-- Start of RECORDS PROVIDED --
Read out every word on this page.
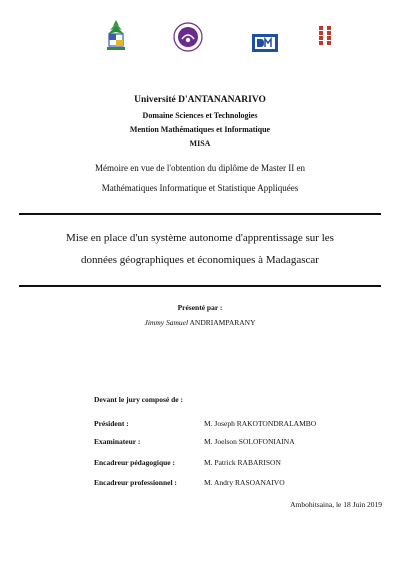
Université D'ANTANANARIVO
Domaine Sciences et Technologies
Mention Mathématiques et Informatique
MISA
Mémoire en vue de l'obtention du diplôme de Master II en
Mathématiques Informatique et Statistique Appliquées
Mise en place d'un système autonome d'apprentissage sur les
données géographiques et économiques à Madagascar
Présenté par :
Jimmy Samuel ANDRIAMPARANY
Devant le jury composé de :
Président :	M. Joseph RAKOTONDRALAMBO
Examinateur :	M. Joelson SOLOFONIAINA
Encadreur pédagogique :	M. Patrick RABARISON
Encadreur professionnel :	M. Andry RASOANAIVO
Ambohitsaina, le 18 Juin 2019
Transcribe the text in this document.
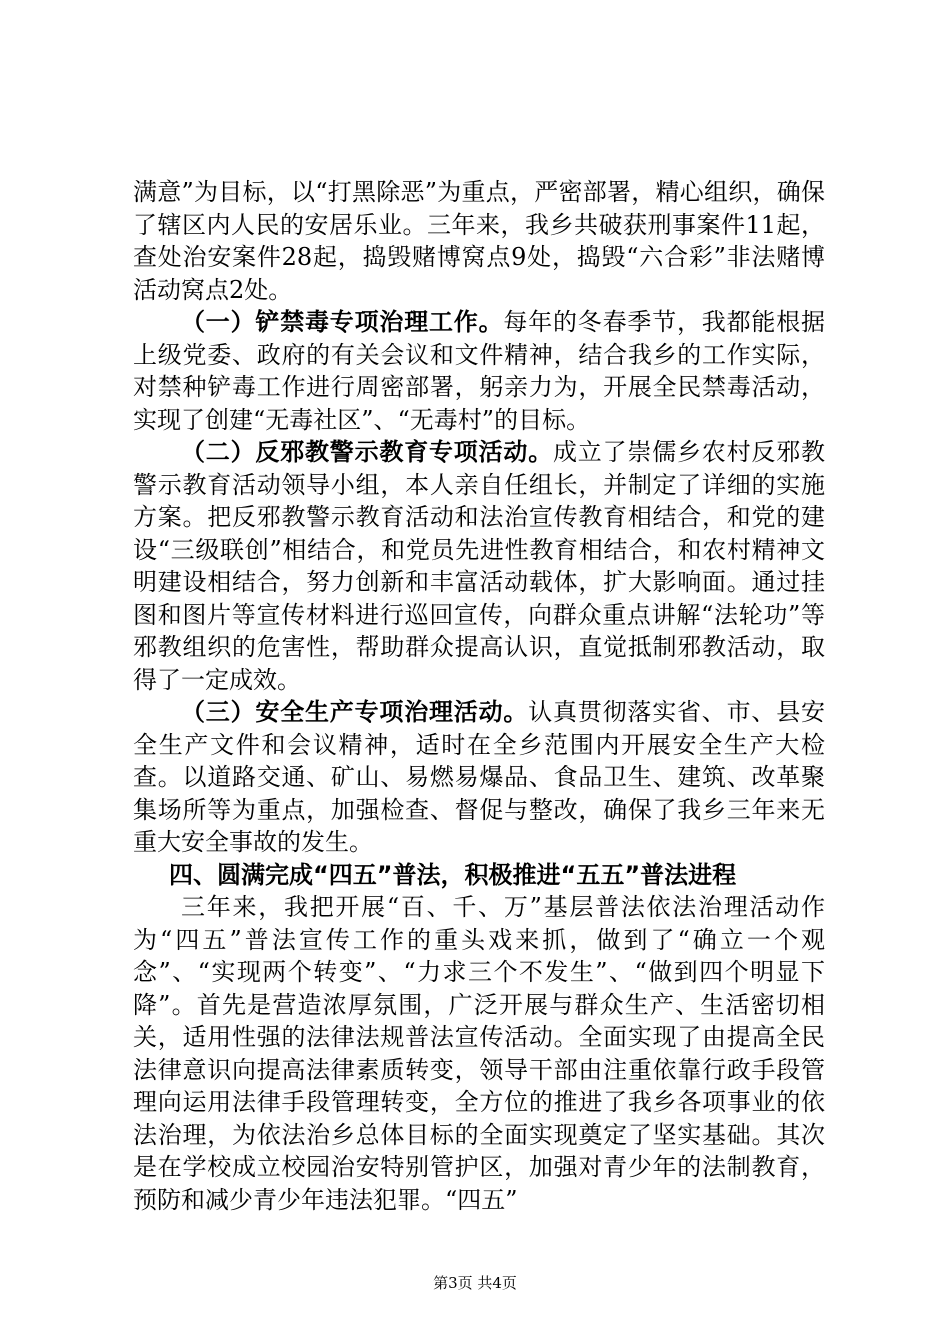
满意”为目标，以“打黑除恶”为重点，严密部署，精心组织，确保了辖区内人民的安居乐业。三年来，我乡共破获刑事案件11起，查处治安案件28起，捣毁赌博窝点9处，捣毁“六合彩”非法赌博活动窝点2处。

（一）铲禁毒专项治理工作。每年的冬春季节，我都能根据上级党委、政府的有关会议和文件精神，结合我乡的工作实际，对禁种铲毒工作进行周密部署，躬亲力为，开展全民禁毒活动，实现了创建“无毒社区”、“无毒村”的目标。

（二）反邪教警示教育专项活动。成立了崇儒乡农村反邪教警示教育活动领导小组，本人亲自任组长，并制定了详细的实施方案。把反邪教警示教育活动和法治宣传教育相结合，和党的建设“三级联创”相结合，和党员先进性教育相结合，和农村精神文明建设相结合，努力创新和丰富活动载体，扩大影响面。通过挂图和图片等宣传材料进行巡回宣传，向群众重点讲解“法轮功”等邪教组织的危害性，帮助群众提高认识，直觉抵制邪教活动，取得了一定成效。

（三）安全生产专项治理活动。认真贯彻落实省、市、县安全生产文件和会议精神，适时在全乡范围内开展安全生产大检查。以道路交通、矿山、易燃易爆品、食品卫生、建筑、改革聚集场所等为重点，加强检查、督促与整改，确保了我乡三年来无重大安全事故的发生。

四、圆满完成“四五”普法，积极推进“五五”普法进程

三年来，我把开展“百、千、万”基层普法依法治理活动作为“四五”普法宣传工作的重头戏来抓，做到了“确立一个观念”、“实现两个转变”、“力求三个不发生”、“做到四个明显下降”。首先是营造浓厚氛围，广泛开展与群众生产、生活密切相关，适用性强的法律法规普法宣传活动。全面实现了由提高全民法律意识向提高法律素质转变，领导干部由注重依靠行政手段管理向运用法律手段管理转变，全方位的推进了我乡各项事业的依法治理，为依法治乡总体目标的全面实现奠定了坚实基础。其次是在学校成立校园治安特别管护区，加强对青少年的法制教育，预防和减少青少年违法犯罪。“四五”

第3页 共4页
-- End of RECORDS PROVIDED --
SET TASK: Transcribe the entries above verbatim, omitting their pictures.

SOLUTION TO THE PROBLEM:
Read out every word on this page.
Université D'ANTANANARIVO
Domaine Sciences et Technologies
Mention Mathématiques et Informatique
MISA
Mémoire en vue de l'obtention du diplôme de Master II en
Mathématiques Informatique et Statistique Appliquées
Mise en place d'un système autonome d'apprentissage sur les
données géographiques et économiques à Madagascar
Présenté par :
Jimmy Samuel ANDRIAMPARANY
Devant le jury composé de :
Président :	M. Joseph RAKOTONDRALAMBO
Examinateur :	M. Joelson SOLOFONIAINA
Encadreur pédagogique :	M. Patrick RABARISON
Encadreur professionnel :	M. Andry RASOANAIVO
Ambohitsaina, le 18 Juin 2019
Transcribe the text in this document.
满意”为目标，以“打黑除恶”为重点，严密部署，精心组织，确保了辖区内人民的安居乐业。三年来，我乡共破获刑事案件11起，查处治安案件28起，捣毁赌博窝点9处，捣毁“六合彩”非法赌博活动窝点2处。

（一）铲禁毒专项治理工作。每年的冬春季节，我都能根据上级党委、政府的有关会议和文件精神，结合我乡的工作实际，对禁种铲毒工作进行周密部署，躬亲力为，开展全民禁毒活动，实现了创建“无毒社区”、“无毒村”的目标。

（二）反邪教警示教育专项活动。成立了崇儒乡农村反邪教警示教育活动领导小组，本人亲自任组长，并制定了详细的实施方案。把反邪教警示教育活动和法治宣传教育相结合，和党的建设“三级联创”相结合，和党员先进性教育相结合，和农村精神文明建设相结合，努力创新和丰富活动载体，扩大影响面。通过挂图和图片等宣传材料进行巡回宣传，向群众重点讲解“法轮功”等邪教组织的危害性，帮助群众提高认识，直觉抵制邪教活动，取得了一定成效。

（三）安全生产专项治理活动。认真贯彻落实省、市、县安全生产文件和会议精神，适时在全乡范围内开展安全生产大检查。以道路交通、矿山、易燃易爆品、食品卫生、建筑、改革聚集场所等为重点，加强检查、督促与整改，确保了我乡三年来无重大安全事故的发生。

四、圆满完成“四五”普法，积极推进“五五”普法进程

三年来，我把开展“百、千、万”基层普法依法治理活动作为“四五”普法宣传工作的重头戏来抓，做到了“确立一个观念”、“实现两个转变”、“力求三个不发生”、“做到四个明显下降”。首先是营造浓厚氛围，广泛开展与群众生产、生活密切相关，适用性强的法律法规普法宣传活动。全面实现了由提高全民法律意识向提高法律素质转变，领导干部由注重依靠行政手段管理向运用法律手段管理转变，全方位的推进了我乡各项事业的依法治理，为依法治乡总体目标的全面实现奠定了坚实基础。其次是在学校成立校园治安特别管护区，加强对青少年的法制教育，预防和减少青少年违法犯罪。“四五”

第3页 共4页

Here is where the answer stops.